_Exercise description_:
Copy out all of the data below with no alterations.

··· Records to use ···

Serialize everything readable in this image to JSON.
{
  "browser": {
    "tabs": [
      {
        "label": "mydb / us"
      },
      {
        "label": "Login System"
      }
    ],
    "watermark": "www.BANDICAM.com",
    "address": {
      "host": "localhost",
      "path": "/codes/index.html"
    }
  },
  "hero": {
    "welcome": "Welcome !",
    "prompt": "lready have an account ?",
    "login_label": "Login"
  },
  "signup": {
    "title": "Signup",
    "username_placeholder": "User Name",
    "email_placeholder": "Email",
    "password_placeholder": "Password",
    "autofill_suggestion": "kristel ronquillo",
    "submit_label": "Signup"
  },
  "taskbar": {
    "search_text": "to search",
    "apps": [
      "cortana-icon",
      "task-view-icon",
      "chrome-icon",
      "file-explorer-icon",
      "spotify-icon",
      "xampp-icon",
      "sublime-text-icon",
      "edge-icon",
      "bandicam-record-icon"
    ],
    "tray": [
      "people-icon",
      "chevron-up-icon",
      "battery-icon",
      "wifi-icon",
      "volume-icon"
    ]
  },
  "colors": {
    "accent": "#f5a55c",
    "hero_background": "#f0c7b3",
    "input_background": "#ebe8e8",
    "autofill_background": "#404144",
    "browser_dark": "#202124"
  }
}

···

_Solution to the exercise_:
Serialize everything readable in this image to JSON.
{
  "browser": {
    "tabs": [
      {
        "label": "mydb / us"
      },
      {
        "label": "Login System"
      }
    ],
    "watermark": "www.BANDICAM.com",
    "address": {
      "host": "localhost",
      "path": "/codes/index.html"
    }
  },
  "hero": {
    "welcome": "Welcome !",
    "prompt": "lready have an account ?",
    "login_label": "Login"
  },
  "signup": {
    "title": "Signup",
    "username_placeholder": "User Name",
    "email_placeholder": "Email",
    "password_placeholder": "Password",
    "autofill_suggestion": "kristel ronquillo",
    "submit_label": "Signup"
  },
  "taskbar": {
    "search_text": "to search",
    "apps": [
      "cortana-icon",
      "task-view-icon",
      "chrome-icon",
      "file-explorer-icon",
      "spotify-icon",
      "xampp-icon",
      "sublime-text-icon",
      "edge-icon",
      "bandicam-record-icon"
    ],
    "tray": [
      "people-icon",
      "chevron-up-icon",
      "battery-icon",
      "wifi-icon",
      "volume-icon"
    ]
  },
  "colors": {
    "accent": "#f5a55c",
    "hero_background": "#f0c7b3",
    "input_background": "#ebe8e8",
    "autofill_background": "#404144",
    "browser_dark": "#202124"
  }
}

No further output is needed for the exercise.